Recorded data
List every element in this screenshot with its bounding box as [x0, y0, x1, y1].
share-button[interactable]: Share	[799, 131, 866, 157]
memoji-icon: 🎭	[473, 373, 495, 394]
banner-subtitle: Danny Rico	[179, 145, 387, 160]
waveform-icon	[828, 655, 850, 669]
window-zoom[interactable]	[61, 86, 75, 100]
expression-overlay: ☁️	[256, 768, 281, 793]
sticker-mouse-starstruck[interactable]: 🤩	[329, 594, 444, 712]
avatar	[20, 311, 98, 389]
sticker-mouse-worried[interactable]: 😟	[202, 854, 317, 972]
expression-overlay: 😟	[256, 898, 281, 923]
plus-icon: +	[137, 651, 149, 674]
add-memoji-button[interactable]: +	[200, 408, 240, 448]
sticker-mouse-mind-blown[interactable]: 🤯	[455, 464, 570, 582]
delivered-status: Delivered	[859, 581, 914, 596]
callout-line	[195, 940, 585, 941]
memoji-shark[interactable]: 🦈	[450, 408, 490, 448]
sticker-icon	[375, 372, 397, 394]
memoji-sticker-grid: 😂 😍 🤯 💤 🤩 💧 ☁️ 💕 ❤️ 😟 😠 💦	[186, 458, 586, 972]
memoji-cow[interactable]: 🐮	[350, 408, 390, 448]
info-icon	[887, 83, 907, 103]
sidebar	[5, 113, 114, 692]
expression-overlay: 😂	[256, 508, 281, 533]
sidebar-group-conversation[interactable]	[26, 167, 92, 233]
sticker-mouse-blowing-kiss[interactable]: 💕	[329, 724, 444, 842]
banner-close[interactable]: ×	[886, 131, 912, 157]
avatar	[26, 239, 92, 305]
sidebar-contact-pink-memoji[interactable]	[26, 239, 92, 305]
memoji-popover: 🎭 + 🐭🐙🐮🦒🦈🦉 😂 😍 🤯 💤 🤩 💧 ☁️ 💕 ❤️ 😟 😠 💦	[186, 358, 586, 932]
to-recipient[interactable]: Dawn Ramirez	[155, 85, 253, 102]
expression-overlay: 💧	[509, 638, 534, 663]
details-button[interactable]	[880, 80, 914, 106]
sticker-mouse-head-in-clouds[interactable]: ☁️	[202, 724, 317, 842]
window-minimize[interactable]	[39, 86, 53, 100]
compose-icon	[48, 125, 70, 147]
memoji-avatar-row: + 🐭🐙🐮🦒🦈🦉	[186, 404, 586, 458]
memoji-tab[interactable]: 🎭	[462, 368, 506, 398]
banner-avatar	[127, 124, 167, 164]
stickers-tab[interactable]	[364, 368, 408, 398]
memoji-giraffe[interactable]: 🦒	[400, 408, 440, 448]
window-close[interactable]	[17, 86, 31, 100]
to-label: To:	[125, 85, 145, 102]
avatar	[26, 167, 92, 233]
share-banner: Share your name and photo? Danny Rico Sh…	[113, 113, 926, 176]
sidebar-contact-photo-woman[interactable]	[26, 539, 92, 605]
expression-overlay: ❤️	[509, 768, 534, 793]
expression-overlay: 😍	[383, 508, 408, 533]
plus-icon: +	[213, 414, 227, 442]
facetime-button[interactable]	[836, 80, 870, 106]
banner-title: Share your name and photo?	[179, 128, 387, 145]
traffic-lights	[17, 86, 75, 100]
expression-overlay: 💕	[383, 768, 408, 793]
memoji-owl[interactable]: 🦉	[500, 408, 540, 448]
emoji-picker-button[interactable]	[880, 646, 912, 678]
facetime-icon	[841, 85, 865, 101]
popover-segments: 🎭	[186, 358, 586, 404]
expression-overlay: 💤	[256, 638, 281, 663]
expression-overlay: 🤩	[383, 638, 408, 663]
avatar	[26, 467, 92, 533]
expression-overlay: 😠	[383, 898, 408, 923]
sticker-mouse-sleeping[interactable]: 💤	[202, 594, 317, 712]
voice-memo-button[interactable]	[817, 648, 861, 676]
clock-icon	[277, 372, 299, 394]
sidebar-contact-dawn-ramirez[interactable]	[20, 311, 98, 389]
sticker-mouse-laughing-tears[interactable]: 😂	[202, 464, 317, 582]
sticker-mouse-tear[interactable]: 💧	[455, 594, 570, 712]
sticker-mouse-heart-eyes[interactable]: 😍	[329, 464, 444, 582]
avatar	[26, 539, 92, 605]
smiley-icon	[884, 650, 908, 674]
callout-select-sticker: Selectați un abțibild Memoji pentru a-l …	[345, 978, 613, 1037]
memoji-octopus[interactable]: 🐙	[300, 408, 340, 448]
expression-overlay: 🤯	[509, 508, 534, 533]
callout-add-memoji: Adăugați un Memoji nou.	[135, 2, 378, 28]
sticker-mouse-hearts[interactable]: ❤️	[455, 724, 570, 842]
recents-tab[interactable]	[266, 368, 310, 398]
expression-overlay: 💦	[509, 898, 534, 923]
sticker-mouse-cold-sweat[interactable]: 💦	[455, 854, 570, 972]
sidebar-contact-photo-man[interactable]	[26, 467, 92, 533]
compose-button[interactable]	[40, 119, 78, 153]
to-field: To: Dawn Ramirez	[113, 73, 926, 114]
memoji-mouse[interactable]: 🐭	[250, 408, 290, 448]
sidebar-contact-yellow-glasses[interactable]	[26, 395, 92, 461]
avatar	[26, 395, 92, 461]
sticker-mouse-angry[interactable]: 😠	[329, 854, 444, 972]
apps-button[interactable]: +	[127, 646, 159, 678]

PROBLEM DESCRIPTION
Reproduce the records above line for line, with no changes.

ANSWER FOR THE TASK
List every element in this screenshot with its bounding box as [x0, y0, x1, y1].
share-button[interactable]: Share	[799, 131, 866, 157]
memoji-icon: 🎭	[473, 373, 495, 394]
banner-subtitle: Danny Rico	[179, 145, 387, 160]
waveform-icon	[828, 655, 850, 669]
window-zoom[interactable]	[61, 86, 75, 100]
expression-overlay: ☁️	[256, 768, 281, 793]
sticker-mouse-starstruck[interactable]: 🤩	[329, 594, 444, 712]
avatar	[20, 311, 98, 389]
sticker-mouse-worried[interactable]: 😟	[202, 854, 317, 972]
expression-overlay: 😟	[256, 898, 281, 923]
plus-icon: +	[137, 651, 149, 674]
add-memoji-button[interactable]: +	[200, 408, 240, 448]
sticker-mouse-mind-blown[interactable]: 🤯	[455, 464, 570, 582]
delivered-status: Delivered	[859, 581, 914, 596]
callout-line	[195, 940, 585, 941]
memoji-shark[interactable]: 🦈	[450, 408, 490, 448]
sticker-icon	[375, 372, 397, 394]
memoji-sticker-grid: 😂 😍 🤯 💤 🤩 💧 ☁️ 💕 ❤️ 😟 😠 💦	[186, 458, 586, 972]
memoji-cow[interactable]: 🐮	[350, 408, 390, 448]
info-icon	[887, 83, 907, 103]
sidebar	[5, 113, 114, 692]
expression-overlay: 😂	[256, 508, 281, 533]
sidebar-group-conversation[interactable]	[26, 167, 92, 233]
sticker-mouse-blowing-kiss[interactable]: 💕	[329, 724, 444, 842]
banner-close[interactable]: ×	[886, 131, 912, 157]
avatar	[26, 239, 92, 305]
sidebar-contact-pink-memoji[interactable]	[26, 239, 92, 305]
memoji-popover: 🎭 + 🐭🐙🐮🦒🦈🦉 😂 😍 🤯 💤 🤩 💧 ☁️ 💕 ❤️ 😟 😠 💦	[186, 358, 586, 932]
to-recipient[interactable]: Dawn Ramirez	[155, 85, 253, 102]
expression-overlay: 💧	[509, 638, 534, 663]
details-button[interactable]	[880, 80, 914, 106]
sticker-mouse-head-in-clouds[interactable]: ☁️	[202, 724, 317, 842]
window-minimize[interactable]	[39, 86, 53, 100]
compose-icon	[48, 125, 70, 147]
memoji-avatar-row: + 🐭🐙🐮🦒🦈🦉	[186, 404, 586, 458]
memoji-tab[interactable]: 🎭	[462, 368, 506, 398]
banner-avatar	[127, 124, 167, 164]
stickers-tab[interactable]	[364, 368, 408, 398]
memoji-giraffe[interactable]: 🦒	[400, 408, 440, 448]
window-close[interactable]	[17, 86, 31, 100]
to-label: To:	[125, 85, 145, 102]
avatar	[26, 167, 92, 233]
share-banner: Share your name and photo? Danny Rico Sh…	[113, 113, 926, 176]
sidebar-contact-photo-woman[interactable]	[26, 539, 92, 605]
expression-overlay: ❤️	[509, 768, 534, 793]
expression-overlay: 😍	[383, 508, 408, 533]
plus-icon: +	[213, 414, 227, 442]
facetime-button[interactable]	[836, 80, 870, 106]
banner-title: Share your name and photo?	[179, 128, 387, 145]
traffic-lights	[17, 86, 75, 100]
expression-overlay: 💕	[383, 768, 408, 793]
memoji-owl[interactable]: 🦉	[500, 408, 540, 448]
emoji-picker-button[interactable]	[880, 646, 912, 678]
facetime-icon	[841, 85, 865, 101]
popover-segments: 🎭	[186, 358, 586, 404]
expression-overlay: 💤	[256, 638, 281, 663]
expression-overlay: 🤩	[383, 638, 408, 663]
avatar	[26, 467, 92, 533]
expression-overlay: 😠	[383, 898, 408, 923]
sticker-mouse-sleeping[interactable]: 💤	[202, 594, 317, 712]
voice-memo-button[interactable]	[817, 648, 861, 676]
clock-icon	[277, 372, 299, 394]
sidebar-contact-dawn-ramirez[interactable]	[20, 311, 98, 389]
sticker-mouse-laughing-tears[interactable]: 😂	[202, 464, 317, 582]
sticker-mouse-tear[interactable]: 💧	[455, 594, 570, 712]
sticker-mouse-heart-eyes[interactable]: 😍	[329, 464, 444, 582]
avatar	[26, 539, 92, 605]
smiley-icon	[884, 650, 908, 674]
callout-select-sticker: Selectați un abțibild Memoji pentru a-l …	[345, 978, 613, 1037]
memoji-octopus[interactable]: 🐙	[300, 408, 340, 448]
expression-overlay: 🤯	[509, 508, 534, 533]
callout-add-memoji: Adăugați un Memoji nou.	[135, 2, 378, 28]
sticker-mouse-hearts[interactable]: ❤️	[455, 724, 570, 842]
recents-tab[interactable]	[266, 368, 310, 398]
expression-overlay: 💦	[509, 898, 534, 923]
sticker-mouse-cold-sweat[interactable]: 💦	[455, 854, 570, 972]
sidebar-contact-photo-man[interactable]	[26, 467, 92, 533]
compose-button[interactable]	[40, 119, 78, 153]
to-field: To: Dawn Ramirez	[113, 73, 926, 114]
memoji-mouse[interactable]: 🐭	[250, 408, 290, 448]
sidebar-contact-yellow-glasses[interactable]	[26, 395, 92, 461]
avatar	[26, 395, 92, 461]
sticker-mouse-angry[interactable]: 😠	[329, 854, 444, 972]
apps-button[interactable]: +	[127, 646, 159, 678]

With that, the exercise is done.